++++ DATA LINES
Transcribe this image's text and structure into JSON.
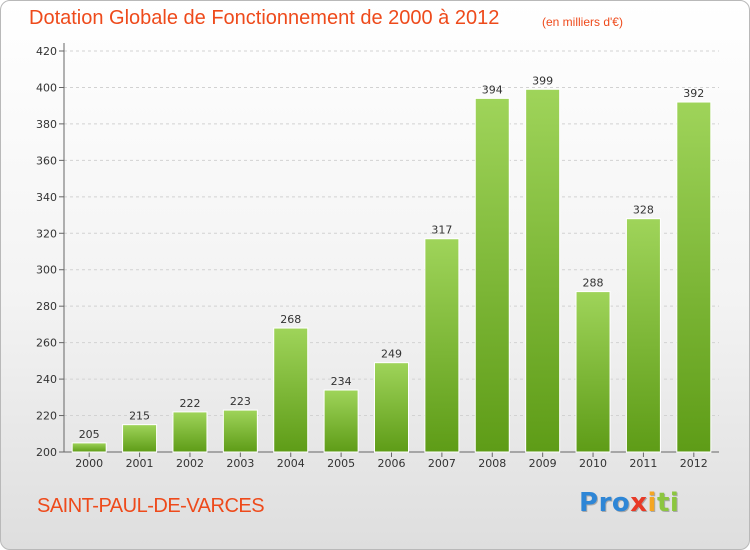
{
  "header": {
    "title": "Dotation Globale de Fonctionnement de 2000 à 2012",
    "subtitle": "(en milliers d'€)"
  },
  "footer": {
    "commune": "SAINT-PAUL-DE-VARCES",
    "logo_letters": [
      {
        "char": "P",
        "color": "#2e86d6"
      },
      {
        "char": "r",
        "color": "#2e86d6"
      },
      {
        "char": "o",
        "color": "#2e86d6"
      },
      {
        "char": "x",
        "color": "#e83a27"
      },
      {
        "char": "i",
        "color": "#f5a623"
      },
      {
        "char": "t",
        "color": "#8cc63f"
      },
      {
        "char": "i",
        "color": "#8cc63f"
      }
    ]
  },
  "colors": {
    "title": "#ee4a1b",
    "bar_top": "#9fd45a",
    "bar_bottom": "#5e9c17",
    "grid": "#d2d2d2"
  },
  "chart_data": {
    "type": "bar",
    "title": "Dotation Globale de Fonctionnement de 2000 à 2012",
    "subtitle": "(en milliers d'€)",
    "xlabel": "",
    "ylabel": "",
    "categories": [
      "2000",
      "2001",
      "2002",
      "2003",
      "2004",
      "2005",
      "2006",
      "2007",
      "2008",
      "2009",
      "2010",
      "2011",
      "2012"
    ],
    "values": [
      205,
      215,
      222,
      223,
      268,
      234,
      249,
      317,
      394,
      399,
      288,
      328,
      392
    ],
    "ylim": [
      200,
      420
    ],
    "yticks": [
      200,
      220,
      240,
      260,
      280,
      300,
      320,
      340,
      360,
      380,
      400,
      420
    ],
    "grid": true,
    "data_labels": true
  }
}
++++++++
**TASK DETAILS:**
The pictures should not be reproduced; quote all of the other material exactly.

**SOLUTION FOR THIS TASK:**
Transcribe this image's text and structure into JSON.
{
  "header": {
    "title": "Dotation Globale de Fonctionnement de 2000 à 2012",
    "subtitle": "(en milliers d'€)"
  },
  "footer": {
    "commune": "SAINT-PAUL-DE-VARCES",
    "logo_letters": [
      {
        "char": "P",
        "color": "#2e86d6"
      },
      {
        "char": "r",
        "color": "#2e86d6"
      },
      {
        "char": "o",
        "color": "#2e86d6"
      },
      {
        "char": "x",
        "color": "#e83a27"
      },
      {
        "char": "i",
        "color": "#f5a623"
      },
      {
        "char": "t",
        "color": "#8cc63f"
      },
      {
        "char": "i",
        "color": "#8cc63f"
      }
    ]
  },
  "colors": {
    "title": "#ee4a1b",
    "bar_top": "#9fd45a",
    "bar_bottom": "#5e9c17",
    "grid": "#d2d2d2"
  },
  "chart_data": {
    "type": "bar",
    "title": "Dotation Globale de Fonctionnement de 2000 à 2012",
    "subtitle": "(en milliers d'€)",
    "xlabel": "",
    "ylabel": "",
    "categories": [
      "2000",
      "2001",
      "2002",
      "2003",
      "2004",
      "2005",
      "2006",
      "2007",
      "2008",
      "2009",
      "2010",
      "2011",
      "2012"
    ],
    "values": [
      205,
      215,
      222,
      223,
      268,
      234,
      249,
      317,
      394,
      399,
      288,
      328,
      392
    ],
    "ylim": [
      200,
      420
    ],
    "yticks": [
      200,
      220,
      240,
      260,
      280,
      300,
      320,
      340,
      360,
      380,
      400,
      420
    ],
    "grid": true,
    "data_labels": true
  }
}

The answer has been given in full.